(Data tied to figure images)
━━━━━━
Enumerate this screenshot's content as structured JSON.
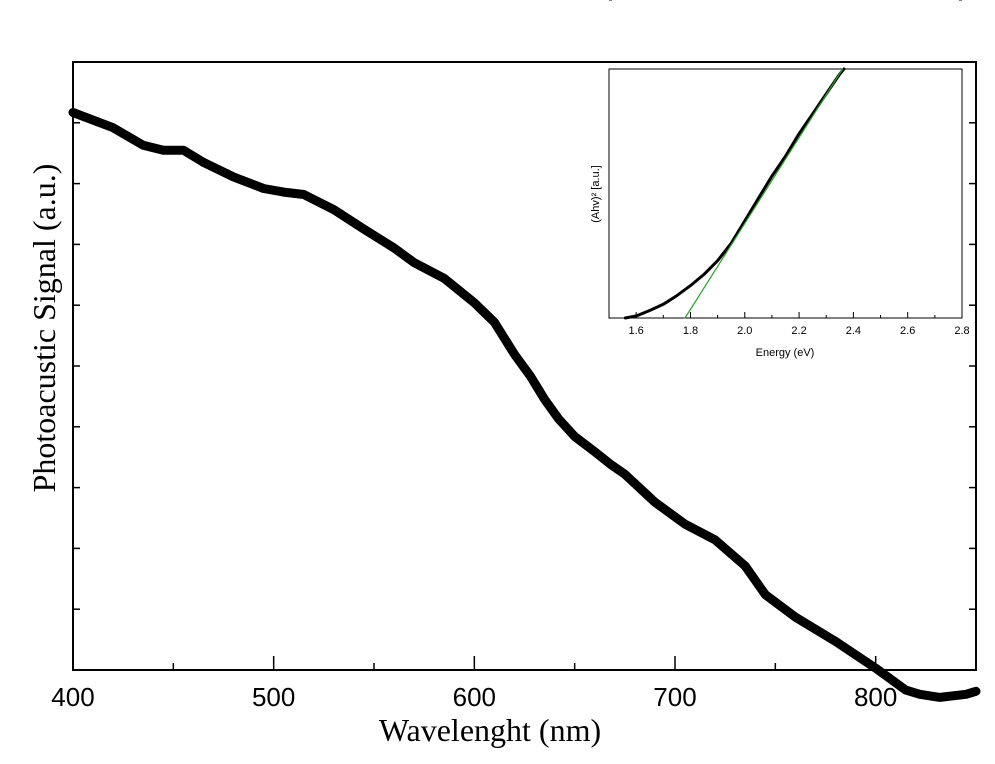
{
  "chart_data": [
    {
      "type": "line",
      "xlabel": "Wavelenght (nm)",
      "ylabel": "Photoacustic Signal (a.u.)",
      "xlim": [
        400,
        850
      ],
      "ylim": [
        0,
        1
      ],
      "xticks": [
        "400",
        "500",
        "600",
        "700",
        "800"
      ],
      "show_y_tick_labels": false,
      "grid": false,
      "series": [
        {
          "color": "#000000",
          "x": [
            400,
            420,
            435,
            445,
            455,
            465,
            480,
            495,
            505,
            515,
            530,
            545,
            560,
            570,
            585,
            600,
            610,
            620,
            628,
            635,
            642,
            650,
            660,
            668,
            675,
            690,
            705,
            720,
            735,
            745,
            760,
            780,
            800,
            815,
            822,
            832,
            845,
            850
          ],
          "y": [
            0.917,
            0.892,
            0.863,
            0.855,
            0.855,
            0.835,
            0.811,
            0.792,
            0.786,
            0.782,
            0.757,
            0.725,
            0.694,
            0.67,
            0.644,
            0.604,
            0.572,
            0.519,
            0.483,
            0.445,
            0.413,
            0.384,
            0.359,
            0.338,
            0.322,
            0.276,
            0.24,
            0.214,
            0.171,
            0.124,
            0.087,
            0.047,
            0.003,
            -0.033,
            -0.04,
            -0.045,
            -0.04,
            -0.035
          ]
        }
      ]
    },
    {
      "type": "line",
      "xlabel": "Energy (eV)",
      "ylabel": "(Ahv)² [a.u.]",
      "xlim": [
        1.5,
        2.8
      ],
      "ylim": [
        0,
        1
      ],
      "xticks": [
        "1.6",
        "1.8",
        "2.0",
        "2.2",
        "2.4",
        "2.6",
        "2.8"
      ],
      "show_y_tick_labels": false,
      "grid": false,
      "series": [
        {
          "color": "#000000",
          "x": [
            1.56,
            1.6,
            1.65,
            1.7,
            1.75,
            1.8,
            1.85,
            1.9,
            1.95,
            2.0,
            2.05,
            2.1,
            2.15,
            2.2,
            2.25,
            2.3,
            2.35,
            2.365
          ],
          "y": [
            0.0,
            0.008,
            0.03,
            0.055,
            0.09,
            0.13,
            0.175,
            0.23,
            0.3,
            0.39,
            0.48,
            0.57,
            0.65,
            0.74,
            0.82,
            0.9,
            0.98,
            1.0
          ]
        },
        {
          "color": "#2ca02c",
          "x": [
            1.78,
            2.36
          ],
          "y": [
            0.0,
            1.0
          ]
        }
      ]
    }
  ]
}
━━━━━━
— Exercise instructions —
Return, from the data, each line that has the word "xlabel" in it.

— Answer to the problem —
      "xlabel": "Wavelenght (nm)",
      "xlabel": "Energy (eV)",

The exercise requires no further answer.